*DOCUMENT SECTION*:
════════════════════

In Progress
Unit 1, Lesson 21
In Progress

Initialize Copy

Ruby provides built-in methods for copying objects, but they have some limitations that can catch you by surprise. In this episode you’ll learn how to customize the way Ruby clones and duplicates your objects, including some practical examples of why you might need to.

Video transcript & code

Whatever text editor you prefer to use for coding, it probably has a concept of a "buffer". A buffer is a holding area for text, usually but not always connected to a particular file name.

Here's an extremely rudimentary buffer class that we might create if we were writing an editor of our own.

This class can only manipulate the text it contains in one way: it can append new text to its existing contents.

This class also automatically saves a backup of the current buffer state in a temp file before appending new text.

require "tempfile"

class Buffer
  attr_reader :contents

  def initialize
    @contents = ""
  end

  def append(text)
    save_backup
    @contents << text
  end

  def save_backup
    backup_file.rewind
    backup_file.write(@contents)
    backup_file.fsync
  end

  def backup_file
    @backup_file ||=  Tempfile.new(["backup", ".txt"], ".")
  end
end

Let's put this class through it's paces.

════════════════════

*DATASET ENTRIES*:
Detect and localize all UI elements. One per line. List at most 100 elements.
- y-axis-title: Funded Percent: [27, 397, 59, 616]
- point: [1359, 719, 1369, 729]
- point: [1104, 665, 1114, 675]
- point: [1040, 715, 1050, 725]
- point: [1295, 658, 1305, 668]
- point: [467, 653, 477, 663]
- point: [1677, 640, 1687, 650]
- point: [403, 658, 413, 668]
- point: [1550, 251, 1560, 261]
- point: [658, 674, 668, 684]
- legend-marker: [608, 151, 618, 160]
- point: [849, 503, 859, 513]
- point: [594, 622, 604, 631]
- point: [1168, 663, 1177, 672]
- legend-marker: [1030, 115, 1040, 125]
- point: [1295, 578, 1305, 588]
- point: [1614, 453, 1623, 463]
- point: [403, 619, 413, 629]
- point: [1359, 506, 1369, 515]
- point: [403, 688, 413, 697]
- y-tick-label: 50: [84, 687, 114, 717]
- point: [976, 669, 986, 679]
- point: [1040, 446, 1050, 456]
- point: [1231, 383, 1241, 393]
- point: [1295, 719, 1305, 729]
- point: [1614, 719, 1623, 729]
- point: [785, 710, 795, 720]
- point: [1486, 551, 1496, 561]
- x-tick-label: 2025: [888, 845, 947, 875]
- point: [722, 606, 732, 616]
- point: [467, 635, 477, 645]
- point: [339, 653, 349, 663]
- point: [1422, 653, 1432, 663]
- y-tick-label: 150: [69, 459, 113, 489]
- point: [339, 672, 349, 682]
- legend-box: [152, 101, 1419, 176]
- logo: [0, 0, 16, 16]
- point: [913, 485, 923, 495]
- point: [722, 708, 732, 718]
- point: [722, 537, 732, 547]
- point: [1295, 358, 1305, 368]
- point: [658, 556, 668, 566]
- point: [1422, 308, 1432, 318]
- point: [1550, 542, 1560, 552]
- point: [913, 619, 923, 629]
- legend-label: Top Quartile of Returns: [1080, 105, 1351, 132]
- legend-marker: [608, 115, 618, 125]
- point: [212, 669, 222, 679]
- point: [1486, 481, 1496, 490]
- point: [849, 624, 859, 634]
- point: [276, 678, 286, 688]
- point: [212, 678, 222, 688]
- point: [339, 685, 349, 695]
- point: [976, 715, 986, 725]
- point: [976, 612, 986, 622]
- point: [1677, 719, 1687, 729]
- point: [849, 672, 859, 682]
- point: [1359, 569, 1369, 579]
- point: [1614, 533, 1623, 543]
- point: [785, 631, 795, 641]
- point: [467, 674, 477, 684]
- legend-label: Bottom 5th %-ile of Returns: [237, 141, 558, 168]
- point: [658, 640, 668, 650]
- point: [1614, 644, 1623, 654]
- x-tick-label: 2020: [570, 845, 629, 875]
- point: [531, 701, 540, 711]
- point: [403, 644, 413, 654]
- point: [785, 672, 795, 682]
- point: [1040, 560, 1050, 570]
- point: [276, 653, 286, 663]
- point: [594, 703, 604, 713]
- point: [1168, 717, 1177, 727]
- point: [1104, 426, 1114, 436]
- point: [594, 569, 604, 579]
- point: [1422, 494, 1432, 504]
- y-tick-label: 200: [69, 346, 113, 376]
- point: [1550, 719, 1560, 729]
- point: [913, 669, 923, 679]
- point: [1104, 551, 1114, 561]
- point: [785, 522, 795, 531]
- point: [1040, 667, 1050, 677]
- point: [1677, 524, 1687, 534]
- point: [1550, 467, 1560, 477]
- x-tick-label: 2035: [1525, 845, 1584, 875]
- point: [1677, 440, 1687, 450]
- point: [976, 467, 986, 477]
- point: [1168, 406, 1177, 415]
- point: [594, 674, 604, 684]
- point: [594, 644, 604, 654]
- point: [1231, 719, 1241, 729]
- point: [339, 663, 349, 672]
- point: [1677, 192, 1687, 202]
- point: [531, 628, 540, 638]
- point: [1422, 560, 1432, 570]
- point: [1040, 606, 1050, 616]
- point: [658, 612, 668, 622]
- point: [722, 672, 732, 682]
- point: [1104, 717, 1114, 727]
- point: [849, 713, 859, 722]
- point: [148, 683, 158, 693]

════════════════════

*CHALLENGES*:
[a] Summarize the Ruby lesson in two sentences.
[b] In the entries, rename "legend-marker" to "key-marker" from the first line through the line with "- point: [467, 635, 477, 645]", and give those lines with nothing else changed.
The lesson and the entries have nothing to do with each other.

*EXERCISE ANSWERS*:
[a] Ruby's built-in methods for copying objects have some surprising limitations, and this episode shows how to customize the way Ruby clones and duplicates objects. As an example, it presents a rudimentary buffer class for a text editor that can only append text and saves a backup of its current state to a temp file before each append.

[b]
Detect and localize all UI elements. One per line. List at most 100 elements.
- y-axis-title: Funded Percent: [27, 397, 59, 616]
- point: [1359, 719, 1369, 729]
- point: [1104, 665, 1114, 675]
- point: [1040, 715, 1050, 725]
- point: [1295, 658, 1305, 668]
- point: [467, 653, 477, 663]
- point: [1677, 640, 1687, 650]
- point: [403, 658, 413, 668]
- point: [1550, 251, 1560, 261]
- point: [658, 674, 668, 684]
- key-marker: [608, 151, 618, 160]
- point: [849, 503, 859, 513]
- point: [594, 622, 604, 631]
- point: [1168, 663, 1177, 672]
- key-marker: [1030, 115, 1040, 125]
- point: [1295, 578, 1305, 588]
- point: [1614, 453, 1623, 463]
- point: [403, 619, 413, 629]
- point: [1359, 506, 1369, 515]
- point: [403, 688, 413, 697]
- y-tick-label: 50: [84, 687, 114, 717]
- point: [976, 669, 986, 679]
- point: [1040, 446, 1050, 456]
- point: [1231, 383, 1241, 393]
- point: [1295, 719, 1305, 729]
- point: [1614, 719, 1623, 729]
- point: [785, 710, 795, 720]
- point: [1486, 551, 1496, 561]
- x-tick-label: 2025: [888, 845, 947, 875]
- point: [722, 606, 732, 616]
- point: [467, 635, 477, 645]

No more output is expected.